=== Dataset entries ===

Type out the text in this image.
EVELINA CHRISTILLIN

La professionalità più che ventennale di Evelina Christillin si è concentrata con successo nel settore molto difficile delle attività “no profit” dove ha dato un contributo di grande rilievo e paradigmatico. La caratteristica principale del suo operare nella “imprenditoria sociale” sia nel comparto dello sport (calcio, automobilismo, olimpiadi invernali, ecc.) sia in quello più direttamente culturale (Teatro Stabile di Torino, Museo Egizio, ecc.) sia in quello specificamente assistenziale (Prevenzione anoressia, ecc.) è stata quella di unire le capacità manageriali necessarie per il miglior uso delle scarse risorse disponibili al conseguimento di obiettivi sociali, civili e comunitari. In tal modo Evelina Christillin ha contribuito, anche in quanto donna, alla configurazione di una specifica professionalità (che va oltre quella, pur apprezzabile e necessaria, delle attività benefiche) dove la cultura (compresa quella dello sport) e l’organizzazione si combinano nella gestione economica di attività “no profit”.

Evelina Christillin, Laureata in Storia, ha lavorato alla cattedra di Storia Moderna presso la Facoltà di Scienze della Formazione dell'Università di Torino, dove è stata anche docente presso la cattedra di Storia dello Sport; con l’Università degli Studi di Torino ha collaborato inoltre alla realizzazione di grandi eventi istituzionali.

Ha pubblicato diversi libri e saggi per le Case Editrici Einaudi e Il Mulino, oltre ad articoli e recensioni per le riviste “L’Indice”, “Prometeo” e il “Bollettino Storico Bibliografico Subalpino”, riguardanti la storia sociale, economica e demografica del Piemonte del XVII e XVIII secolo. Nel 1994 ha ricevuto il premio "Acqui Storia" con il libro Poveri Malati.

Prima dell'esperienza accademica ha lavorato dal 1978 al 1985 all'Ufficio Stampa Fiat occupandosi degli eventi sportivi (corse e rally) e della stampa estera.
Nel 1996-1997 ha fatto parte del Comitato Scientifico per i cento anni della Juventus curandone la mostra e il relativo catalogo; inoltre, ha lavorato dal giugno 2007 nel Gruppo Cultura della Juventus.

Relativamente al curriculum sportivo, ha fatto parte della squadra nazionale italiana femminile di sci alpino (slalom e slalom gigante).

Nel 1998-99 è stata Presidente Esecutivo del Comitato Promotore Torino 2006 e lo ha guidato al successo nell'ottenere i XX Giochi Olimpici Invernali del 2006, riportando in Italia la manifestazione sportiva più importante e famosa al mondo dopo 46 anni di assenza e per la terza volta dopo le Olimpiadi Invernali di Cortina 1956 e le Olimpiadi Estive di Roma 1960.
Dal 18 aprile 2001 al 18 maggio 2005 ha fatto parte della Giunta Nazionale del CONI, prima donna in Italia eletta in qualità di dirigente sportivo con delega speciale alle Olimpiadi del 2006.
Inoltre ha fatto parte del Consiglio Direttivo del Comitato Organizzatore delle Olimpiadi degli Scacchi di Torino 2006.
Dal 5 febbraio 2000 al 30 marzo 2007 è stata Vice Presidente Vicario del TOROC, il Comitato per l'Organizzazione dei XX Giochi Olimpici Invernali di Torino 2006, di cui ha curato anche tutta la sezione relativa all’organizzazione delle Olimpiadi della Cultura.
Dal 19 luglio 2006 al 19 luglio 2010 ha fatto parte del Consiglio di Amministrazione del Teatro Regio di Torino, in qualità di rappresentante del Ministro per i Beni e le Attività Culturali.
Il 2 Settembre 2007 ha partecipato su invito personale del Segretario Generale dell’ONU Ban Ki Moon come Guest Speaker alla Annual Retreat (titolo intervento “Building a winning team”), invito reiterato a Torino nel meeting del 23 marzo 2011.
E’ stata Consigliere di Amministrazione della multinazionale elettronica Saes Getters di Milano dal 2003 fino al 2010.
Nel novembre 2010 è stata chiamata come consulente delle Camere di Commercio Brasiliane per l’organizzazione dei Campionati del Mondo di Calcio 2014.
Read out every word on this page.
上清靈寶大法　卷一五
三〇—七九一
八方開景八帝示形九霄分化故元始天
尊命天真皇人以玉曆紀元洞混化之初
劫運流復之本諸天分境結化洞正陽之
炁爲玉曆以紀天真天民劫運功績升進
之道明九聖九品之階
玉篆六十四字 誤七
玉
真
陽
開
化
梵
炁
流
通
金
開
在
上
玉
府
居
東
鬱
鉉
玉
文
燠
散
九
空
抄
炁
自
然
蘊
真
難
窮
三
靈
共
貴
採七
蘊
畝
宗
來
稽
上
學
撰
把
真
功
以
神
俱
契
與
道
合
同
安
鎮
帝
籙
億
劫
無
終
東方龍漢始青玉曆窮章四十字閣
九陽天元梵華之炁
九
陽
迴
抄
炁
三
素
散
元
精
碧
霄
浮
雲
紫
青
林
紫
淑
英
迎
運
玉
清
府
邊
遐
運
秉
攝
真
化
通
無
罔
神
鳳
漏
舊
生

===

| Work to be completed |
Answer with one number only: how many lines above contain the word "eventi".

| Exercise result |
2